The inverted pyramid.

That first summer I was an intern at Dayton Daily News is like a living sepia photo in my mind. The colors are distinct, but muddled, and the most discernible thing about that summer is the brightness that I feel when I think back to those days.

I had always thought I wanted to be a teacher, but by the time I was a senior in high school, I realized that education was not my calling. Rather, I had taken the position of Senior Editor and then Copy Editor for our high school newspaper and I discovered a truth about myself that I had actually known all along:

Whatever career I chose, I had to be writing.

That revelation lead to journalism, which ended up not being the path I chose—but in that summer I learned more about myself than I have in any other season of my life.

More than anything, I think that internship gave me such a sense of importance. Not that I was important necessarily, but that there were important things to be done in the world. I learned so many things in those short three months: the inverted pyramid, parallel parking, how to drink real coffee, and the all important questions of who, what, when, where, and why?

_SET TASKS:_
• A. Set down the passage about the newspaper internship word for word, from "I had always" up to and including "of my life.".
• B. According to the passage about the newspaper internship, which positions did the writer hold on the high school newspaper?
The material that follows is not needed for anything here.

_EXTRACTED INFORMATION:_
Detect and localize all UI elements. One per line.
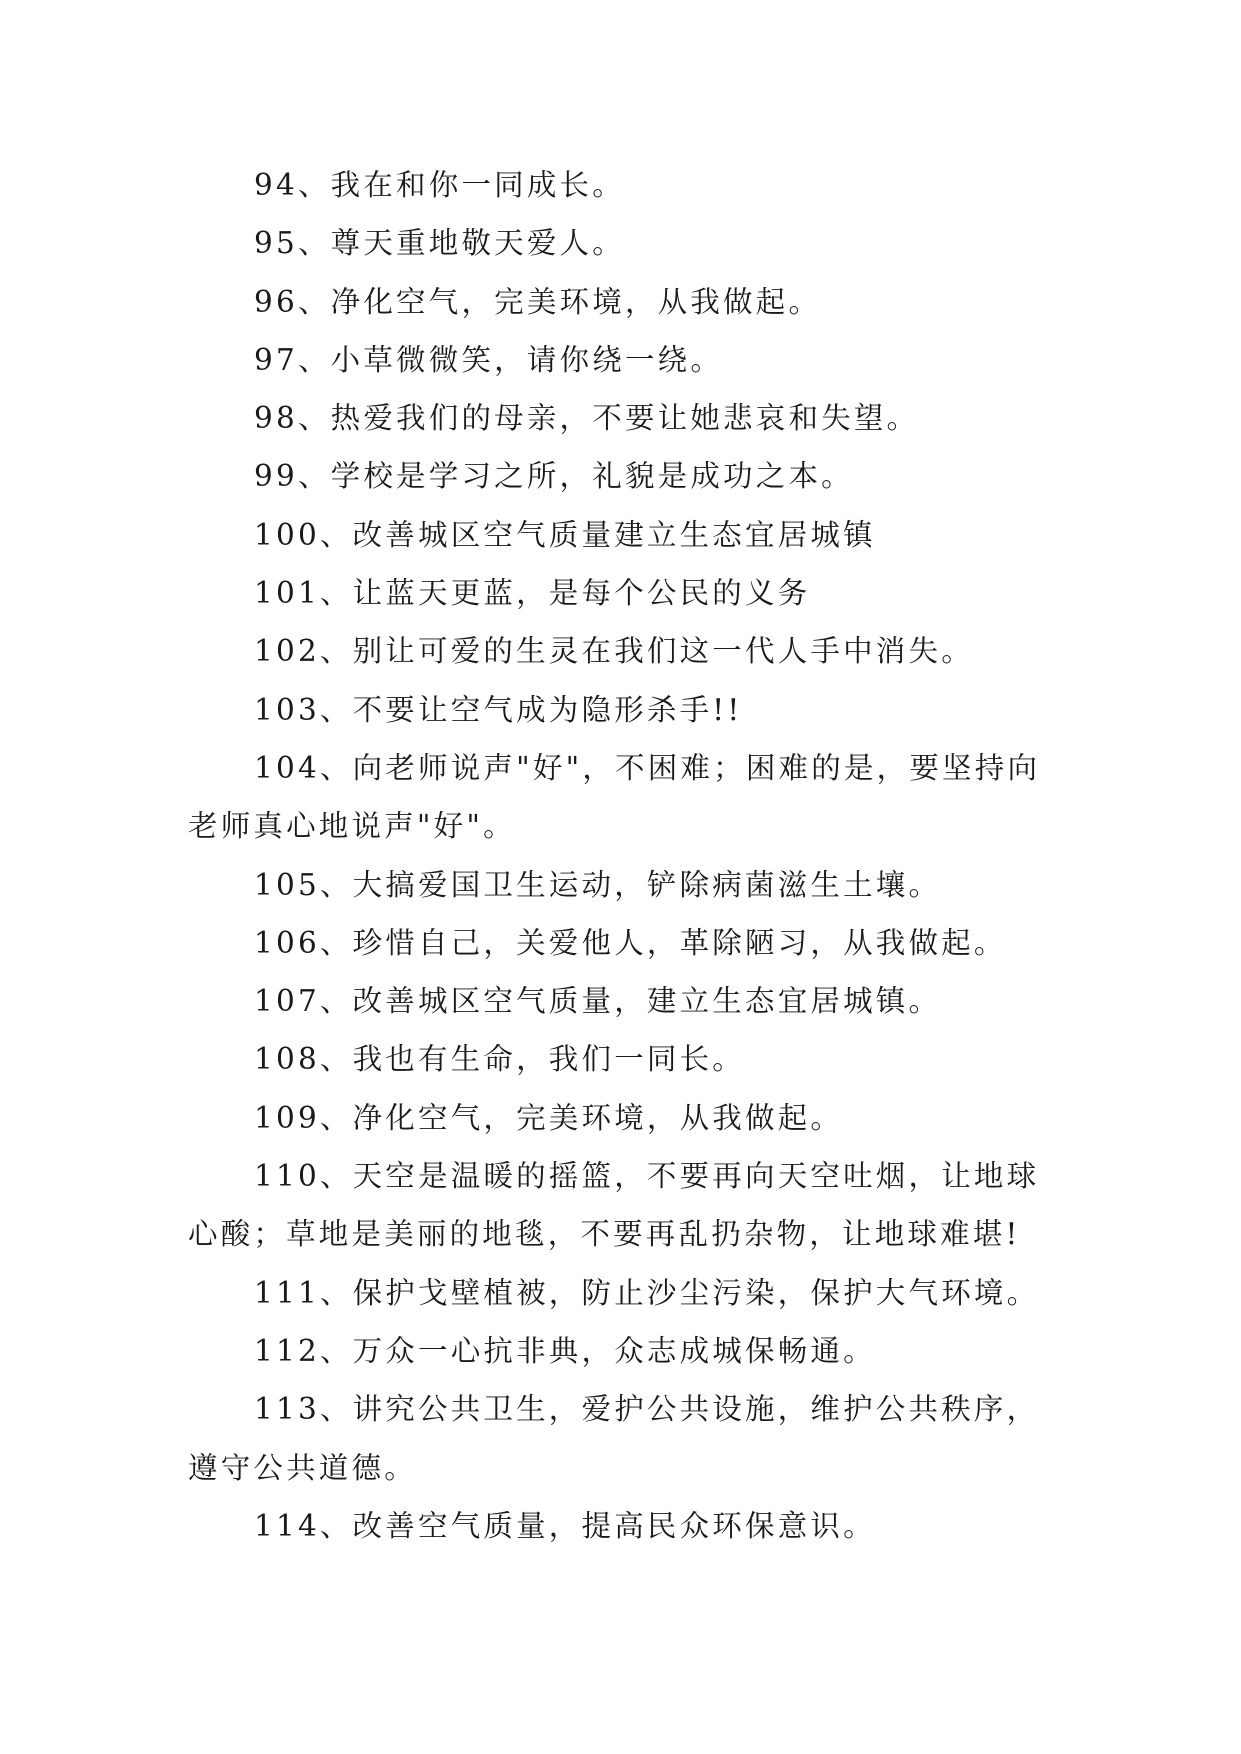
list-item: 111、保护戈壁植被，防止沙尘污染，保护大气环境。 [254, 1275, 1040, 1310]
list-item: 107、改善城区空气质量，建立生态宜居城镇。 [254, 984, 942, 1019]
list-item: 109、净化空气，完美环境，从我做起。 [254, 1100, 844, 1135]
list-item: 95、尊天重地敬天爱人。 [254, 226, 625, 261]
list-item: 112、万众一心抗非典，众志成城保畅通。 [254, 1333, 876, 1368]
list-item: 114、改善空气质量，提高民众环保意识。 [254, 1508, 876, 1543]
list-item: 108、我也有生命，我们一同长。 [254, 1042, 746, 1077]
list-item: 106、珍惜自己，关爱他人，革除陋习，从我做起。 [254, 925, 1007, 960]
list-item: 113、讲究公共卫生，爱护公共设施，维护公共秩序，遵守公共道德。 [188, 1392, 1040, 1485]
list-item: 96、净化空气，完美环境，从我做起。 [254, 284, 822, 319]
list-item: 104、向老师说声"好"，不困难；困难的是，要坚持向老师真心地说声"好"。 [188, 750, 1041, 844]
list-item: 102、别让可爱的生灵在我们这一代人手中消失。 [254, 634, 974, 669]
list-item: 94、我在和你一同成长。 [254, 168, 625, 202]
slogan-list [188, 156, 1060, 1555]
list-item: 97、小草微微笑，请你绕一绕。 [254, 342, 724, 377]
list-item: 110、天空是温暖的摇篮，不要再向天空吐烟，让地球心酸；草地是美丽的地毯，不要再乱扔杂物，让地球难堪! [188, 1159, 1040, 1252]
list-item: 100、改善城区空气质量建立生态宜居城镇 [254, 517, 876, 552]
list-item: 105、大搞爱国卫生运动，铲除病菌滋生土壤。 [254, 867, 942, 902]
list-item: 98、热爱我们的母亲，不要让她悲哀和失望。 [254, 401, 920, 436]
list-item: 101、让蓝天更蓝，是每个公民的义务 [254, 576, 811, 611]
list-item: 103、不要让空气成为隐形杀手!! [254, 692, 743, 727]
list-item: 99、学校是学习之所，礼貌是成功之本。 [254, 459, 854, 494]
==
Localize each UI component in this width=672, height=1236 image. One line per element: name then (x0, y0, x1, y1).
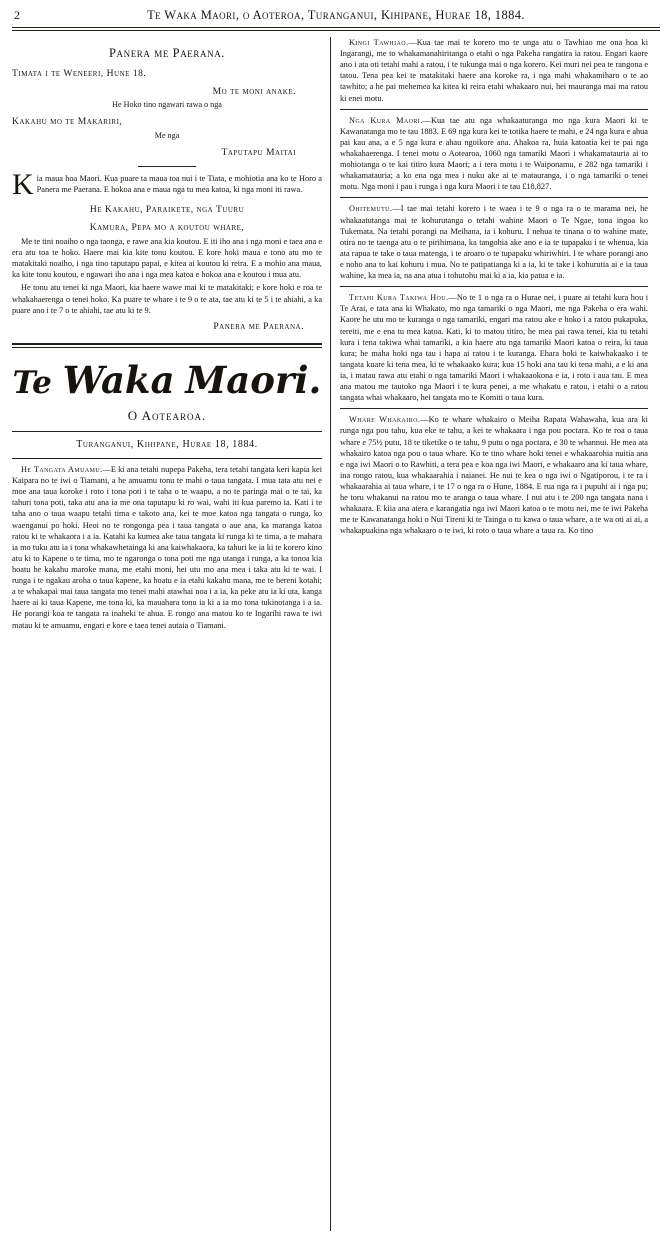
---
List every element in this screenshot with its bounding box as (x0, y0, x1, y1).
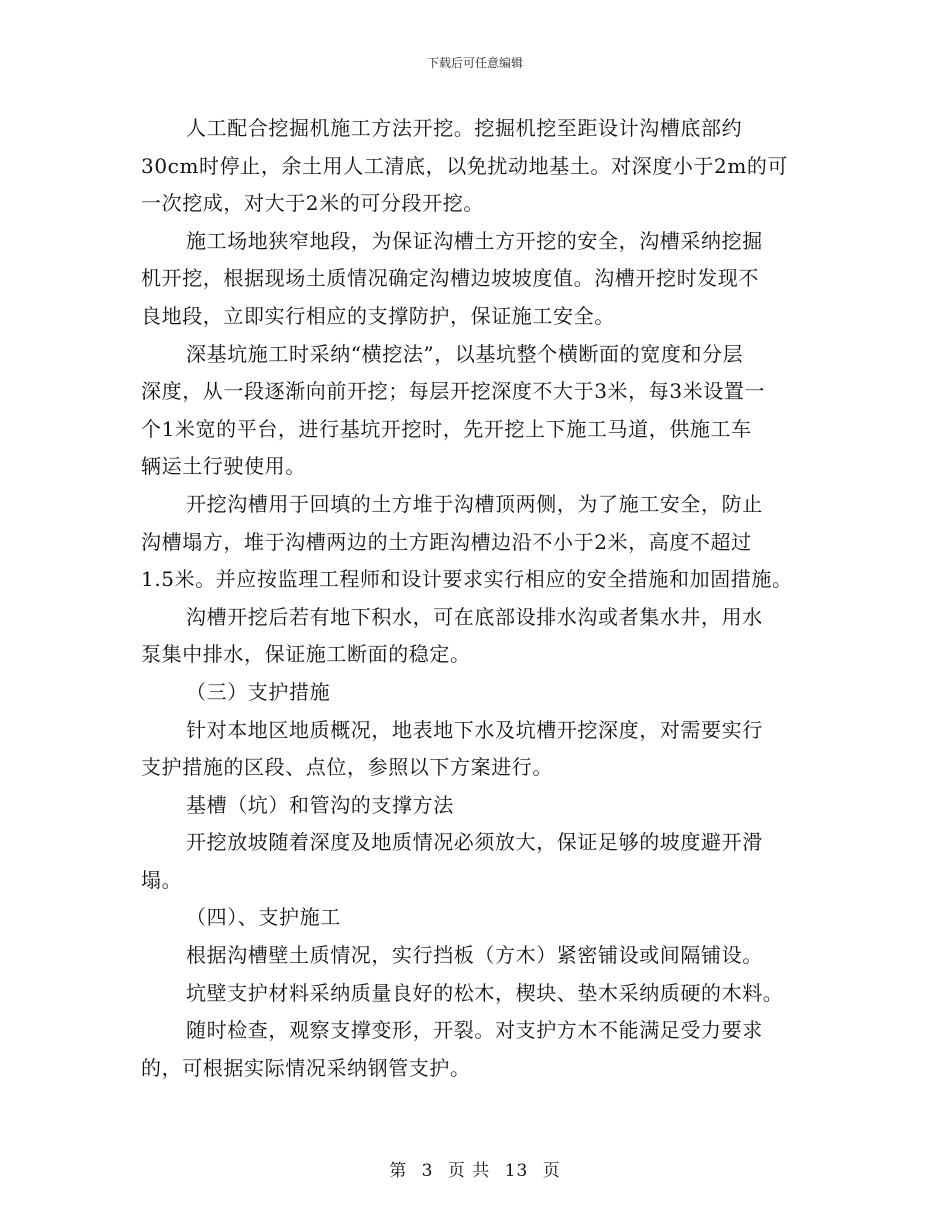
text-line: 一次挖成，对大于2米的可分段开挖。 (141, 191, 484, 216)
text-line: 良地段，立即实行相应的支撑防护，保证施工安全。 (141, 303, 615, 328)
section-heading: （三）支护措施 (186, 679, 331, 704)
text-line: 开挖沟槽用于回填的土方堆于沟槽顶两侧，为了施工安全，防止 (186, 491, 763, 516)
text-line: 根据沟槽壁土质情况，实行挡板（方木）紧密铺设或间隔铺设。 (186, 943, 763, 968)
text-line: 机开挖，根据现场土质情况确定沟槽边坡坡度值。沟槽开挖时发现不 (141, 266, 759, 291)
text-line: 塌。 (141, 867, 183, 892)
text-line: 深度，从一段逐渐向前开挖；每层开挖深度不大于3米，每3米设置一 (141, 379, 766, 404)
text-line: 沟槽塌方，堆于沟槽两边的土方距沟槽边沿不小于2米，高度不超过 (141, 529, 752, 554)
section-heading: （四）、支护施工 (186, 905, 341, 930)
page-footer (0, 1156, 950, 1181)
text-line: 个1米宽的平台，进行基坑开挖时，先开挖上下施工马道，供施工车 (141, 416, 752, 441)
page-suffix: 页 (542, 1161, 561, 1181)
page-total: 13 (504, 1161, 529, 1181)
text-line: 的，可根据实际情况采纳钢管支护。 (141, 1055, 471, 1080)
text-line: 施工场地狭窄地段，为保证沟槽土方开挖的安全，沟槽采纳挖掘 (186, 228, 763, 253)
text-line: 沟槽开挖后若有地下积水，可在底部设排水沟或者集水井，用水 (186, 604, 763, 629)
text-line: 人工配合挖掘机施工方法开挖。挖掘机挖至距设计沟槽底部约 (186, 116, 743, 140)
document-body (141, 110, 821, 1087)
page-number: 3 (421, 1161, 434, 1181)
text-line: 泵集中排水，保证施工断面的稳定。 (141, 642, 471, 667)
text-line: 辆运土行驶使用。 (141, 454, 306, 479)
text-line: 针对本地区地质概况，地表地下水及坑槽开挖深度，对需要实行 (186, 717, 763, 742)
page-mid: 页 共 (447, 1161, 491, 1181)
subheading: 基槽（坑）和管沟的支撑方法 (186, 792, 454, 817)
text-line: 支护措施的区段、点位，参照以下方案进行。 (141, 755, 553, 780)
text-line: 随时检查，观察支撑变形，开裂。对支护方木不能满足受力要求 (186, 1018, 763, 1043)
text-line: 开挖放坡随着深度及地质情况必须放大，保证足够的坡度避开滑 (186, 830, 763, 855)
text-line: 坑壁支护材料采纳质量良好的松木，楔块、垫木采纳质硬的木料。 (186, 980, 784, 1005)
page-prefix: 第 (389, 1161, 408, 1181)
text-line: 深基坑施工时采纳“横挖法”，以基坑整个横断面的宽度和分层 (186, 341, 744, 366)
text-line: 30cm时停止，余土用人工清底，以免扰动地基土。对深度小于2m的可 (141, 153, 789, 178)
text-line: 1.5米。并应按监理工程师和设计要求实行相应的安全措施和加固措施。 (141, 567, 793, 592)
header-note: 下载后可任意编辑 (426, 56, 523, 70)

_EXERCISE RESULTS:_
• A.
I had always thought I wanted to be a teacher, but by the time I was a senior in high school, I realized that education was not my calling. Rather, I had taken the position of Senior Editor and then Copy Editor for our high school newspaper and I discovered a truth about myself that I had actually known all along:

Whatever career I chose, I had to be writing.

That revelation lead to journalism, which ended up not being the path I chose—but in that summer I learned more about myself than I have in any other season of my life.

• B. Senior Editor and then Copy Editor.